→ What to produce
Send back all the data below, exactly as given.

### Data provided

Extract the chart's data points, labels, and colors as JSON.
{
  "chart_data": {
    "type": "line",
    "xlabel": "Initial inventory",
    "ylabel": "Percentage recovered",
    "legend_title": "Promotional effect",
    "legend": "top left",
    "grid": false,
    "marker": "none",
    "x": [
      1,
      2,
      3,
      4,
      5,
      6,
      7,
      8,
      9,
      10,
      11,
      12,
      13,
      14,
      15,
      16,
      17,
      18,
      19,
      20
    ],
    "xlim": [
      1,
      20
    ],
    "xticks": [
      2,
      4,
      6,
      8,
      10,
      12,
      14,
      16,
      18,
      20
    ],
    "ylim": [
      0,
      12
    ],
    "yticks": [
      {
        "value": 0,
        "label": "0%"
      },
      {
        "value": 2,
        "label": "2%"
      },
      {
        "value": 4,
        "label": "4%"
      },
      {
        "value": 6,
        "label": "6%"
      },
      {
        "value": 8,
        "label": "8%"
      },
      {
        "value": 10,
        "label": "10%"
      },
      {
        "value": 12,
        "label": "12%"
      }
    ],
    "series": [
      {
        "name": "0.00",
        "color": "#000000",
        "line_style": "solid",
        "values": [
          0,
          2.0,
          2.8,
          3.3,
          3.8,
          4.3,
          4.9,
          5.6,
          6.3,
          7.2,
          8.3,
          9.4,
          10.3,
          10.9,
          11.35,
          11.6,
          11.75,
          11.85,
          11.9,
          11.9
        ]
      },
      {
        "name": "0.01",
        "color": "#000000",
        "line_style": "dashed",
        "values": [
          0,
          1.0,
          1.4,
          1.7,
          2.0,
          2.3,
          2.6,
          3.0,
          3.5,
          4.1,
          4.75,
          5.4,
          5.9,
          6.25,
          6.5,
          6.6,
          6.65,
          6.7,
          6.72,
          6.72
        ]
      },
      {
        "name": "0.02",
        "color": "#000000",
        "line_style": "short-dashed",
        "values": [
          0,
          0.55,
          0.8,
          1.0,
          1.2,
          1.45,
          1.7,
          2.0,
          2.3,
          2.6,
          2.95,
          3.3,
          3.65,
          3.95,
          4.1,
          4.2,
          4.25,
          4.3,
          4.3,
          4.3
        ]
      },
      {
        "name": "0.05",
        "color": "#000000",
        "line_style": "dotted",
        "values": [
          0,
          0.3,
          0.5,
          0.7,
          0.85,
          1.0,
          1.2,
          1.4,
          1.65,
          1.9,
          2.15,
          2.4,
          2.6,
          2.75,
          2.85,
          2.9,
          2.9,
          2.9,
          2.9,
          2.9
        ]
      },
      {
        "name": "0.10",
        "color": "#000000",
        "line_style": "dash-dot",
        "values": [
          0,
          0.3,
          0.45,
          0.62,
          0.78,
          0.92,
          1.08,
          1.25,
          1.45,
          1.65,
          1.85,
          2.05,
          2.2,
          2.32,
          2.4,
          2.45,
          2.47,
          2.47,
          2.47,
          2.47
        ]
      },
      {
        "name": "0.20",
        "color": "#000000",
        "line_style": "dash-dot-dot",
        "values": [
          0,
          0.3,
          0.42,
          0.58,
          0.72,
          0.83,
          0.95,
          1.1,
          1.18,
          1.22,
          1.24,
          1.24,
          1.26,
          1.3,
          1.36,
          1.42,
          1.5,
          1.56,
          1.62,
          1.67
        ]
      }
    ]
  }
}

######

→ Result of this exercise
Extract the chart's data points, labels, and colors as JSON.
{
  "chart_data": {
    "type": "line",
    "xlabel": "Initial inventory",
    "ylabel": "Percentage recovered",
    "legend_title": "Promotional effect",
    "legend": "top left",
    "grid": false,
    "marker": "none",
    "x": [
      1,
      2,
      3,
      4,
      5,
      6,
      7,
      8,
      9,
      10,
      11,
      12,
      13,
      14,
      15,
      16,
      17,
      18,
      19,
      20
    ],
    "xlim": [
      1,
      20
    ],
    "xticks": [
      2,
      4,
      6,
      8,
      10,
      12,
      14,
      16,
      18,
      20
    ],
    "ylim": [
      0,
      12
    ],
    "yticks": [
      {
        "value": 0,
        "label": "0%"
      },
      {
        "value": 2,
        "label": "2%"
      },
      {
        "value": 4,
        "label": "4%"
      },
      {
        "value": 6,
        "label": "6%"
      },
      {
        "value": 8,
        "label": "8%"
      },
      {
        "value": 10,
        "label": "10%"
      },
      {
        "value": 12,
        "label": "12%"
      }
    ],
    "series": [
      {
        "name": "0.00",
        "color": "#000000",
        "line_style": "solid",
        "values": [
          0,
          2.0,
          2.8,
          3.3,
          3.8,
          4.3,
          4.9,
          5.6,
          6.3,
          7.2,
          8.3,
          9.4,
          10.3,
          10.9,
          11.35,
          11.6,
          11.75,
          11.85,
          11.9,
          11.9
        ]
      },
      {
        "name": "0.01",
        "color": "#000000",
        "line_style": "dashed",
        "values": [
          0,
          1.0,
          1.4,
          1.7,
          2.0,
          2.3,
          2.6,
          3.0,
          3.5,
          4.1,
          4.75,
          5.4,
          5.9,
          6.25,
          6.5,
          6.6,
          6.65,
          6.7,
          6.72,
          6.72
        ]
      },
      {
        "name": "0.02",
        "color": "#000000",
        "line_style": "short-dashed",
        "values": [
          0,
          0.55,
          0.8,
          1.0,
          1.2,
          1.45,
          1.7,
          2.0,
          2.3,
          2.6,
          2.95,
          3.3,
          3.65,
          3.95,
          4.1,
          4.2,
          4.25,
          4.3,
          4.3,
          4.3
        ]
      },
      {
        "name": "0.05",
        "color": "#000000",
        "line_style": "dotted",
        "values": [
          0,
          0.3,
          0.5,
          0.7,
          0.85,
          1.0,
          1.2,
          1.4,
          1.65,
          1.9,
          2.15,
          2.4,
          2.6,
          2.75,
          2.85,
          2.9,
          2.9,
          2.9,
          2.9,
          2.9
        ]
      },
      {
        "name": "0.10",
        "color": "#000000",
        "line_style": "dash-dot",
        "values": [
          0,
          0.3,
          0.45,
          0.62,
          0.78,
          0.92,
          1.08,
          1.25,
          1.45,
          1.65,
          1.85,
          2.05,
          2.2,
          2.32,
          2.4,
          2.45,
          2.47,
          2.47,
          2.47,
          2.47
        ]
      },
      {
        "name": "0.20",
        "color": "#000000",
        "line_style": "dash-dot-dot",
        "values": [
          0,
          0.3,
          0.42,
          0.58,
          0.72,
          0.83,
          0.95,
          1.1,
          1.18,
          1.22,
          1.24,
          1.24,
          1.26,
          1.3,
          1.36,
          1.42,
          1.5,
          1.56,
          1.62,
          1.67
        ]
      }
    ]
  }
}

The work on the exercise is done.